▸ STATED TASK:
In your copy, repeat the records exactly and leave out the pictures.

────

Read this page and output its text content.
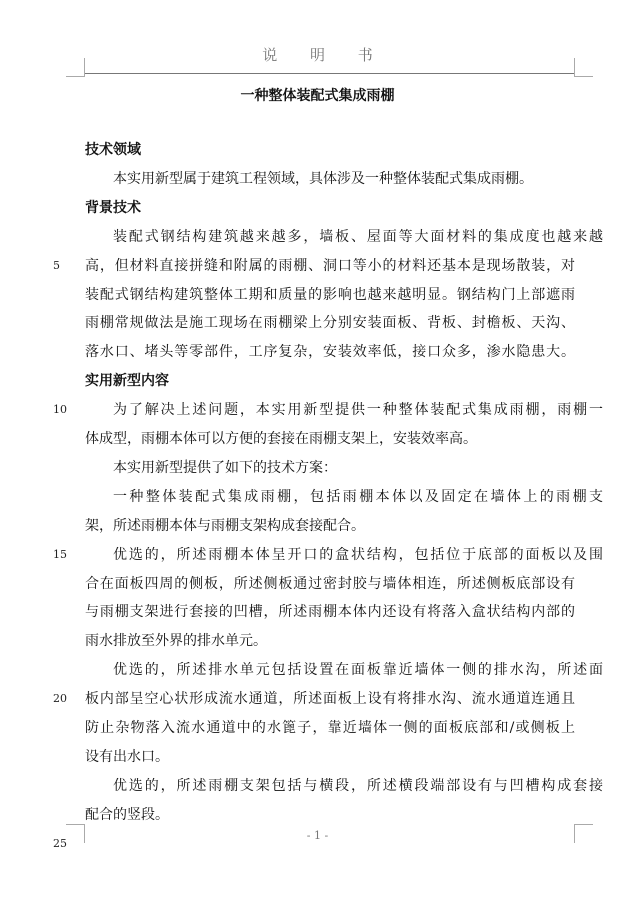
说 明 书
一种整体装配式集成雨棚
技术领域
本实用新型属于建筑工程领域，具体涉及一种整体装配式集成雨棚。
背景技术
装配式钢结构建筑越来越多，墙板、屋面等大面材料的集成度也越来越
高，但材料直接拼缝和附属的雨棚、洞口等小的材料还基本是现场散装，对
装配式钢结构建筑整体工期和质量的影响也越来越明显。钢结构门上部遮雨
雨棚常规做法是施工现场在雨棚梁上分别安装面板、背板、封檐板、天沟、
落水口、堵头等零部件，工序复杂，安装效率低，接口众多，渗水隐患大。
实用新型内容
为了解决上述问题，本实用新型提供一种整体装配式集成雨棚，雨棚一
体成型，雨棚本体可以方便的套接在雨棚支架上，安装效率高。
本实用新型提供了如下的技术方案：
一种整体装配式集成雨棚，包括雨棚本体以及固定在墙体上的雨棚支
架，所述雨棚本体与雨棚支架构成套接配合。
优选的，所述雨棚本体呈开口的盒状结构，包括位于底部的面板以及围
合在面板四周的侧板，所述侧板通过密封胶与墙体相连，所述侧板底部设有
与雨棚支架进行套接的凹槽，所述雨棚本体内还设有将落入盒状结构内部的
雨水排放至外界的排水单元。
优选的，所述排水单元包括设置在面板靠近墙体一侧的排水沟，所述面
板内部呈空心状形成流水通道，所述面板上设有将排水沟、流水通道连通且
防止杂物落入流水通道中的水篦子，靠近墙体一侧的面板底部和/或侧板上
设有出水口。
优选的，所述雨棚支架包括与横段，所述横段端部设有与凹槽构成套接
配合的竖段。
5
10
15
20
25
- 1 -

────

▸ SOLUTION TO THE PROBLEM:
Read this page and output its text content.
说 明 书
一种整体装配式集成雨棚
技术领域
本实用新型属于建筑工程领域，具体涉及一种整体装配式集成雨棚。
背景技术
装配式钢结构建筑越来越多，墙板、屋面等大面材料的集成度也越来越
高，但材料直接拼缝和附属的雨棚、洞口等小的材料还基本是现场散装，对
装配式钢结构建筑整体工期和质量的影响也越来越明显。钢结构门上部遮雨
雨棚常规做法是施工现场在雨棚梁上分别安装面板、背板、封檐板、天沟、
落水口、堵头等零部件，工序复杂，安装效率低，接口众多，渗水隐患大。
实用新型内容
为了解决上述问题，本实用新型提供一种整体装配式集成雨棚，雨棚一
体成型，雨棚本体可以方便的套接在雨棚支架上，安装效率高。
本实用新型提供了如下的技术方案：
一种整体装配式集成雨棚，包括雨棚本体以及固定在墙体上的雨棚支
架，所述雨棚本体与雨棚支架构成套接配合。
优选的，所述雨棚本体呈开口的盒状结构，包括位于底部的面板以及围
合在面板四周的侧板，所述侧板通过密封胶与墙体相连，所述侧板底部设有
与雨棚支架进行套接的凹槽，所述雨棚本体内还设有将落入盒状结构内部的
雨水排放至外界的排水单元。
优选的，所述排水单元包括设置在面板靠近墙体一侧的排水沟，所述面
板内部呈空心状形成流水通道，所述面板上设有将排水沟、流水通道连通且
防止杂物落入流水通道中的水篦子，靠近墙体一侧的面板底部和/或侧板上
设有出水口。
优选的，所述雨棚支架包括与横段，所述横段端部设有与凹槽构成套接
配合的竖段。
5
10
15
20
25
- 1 -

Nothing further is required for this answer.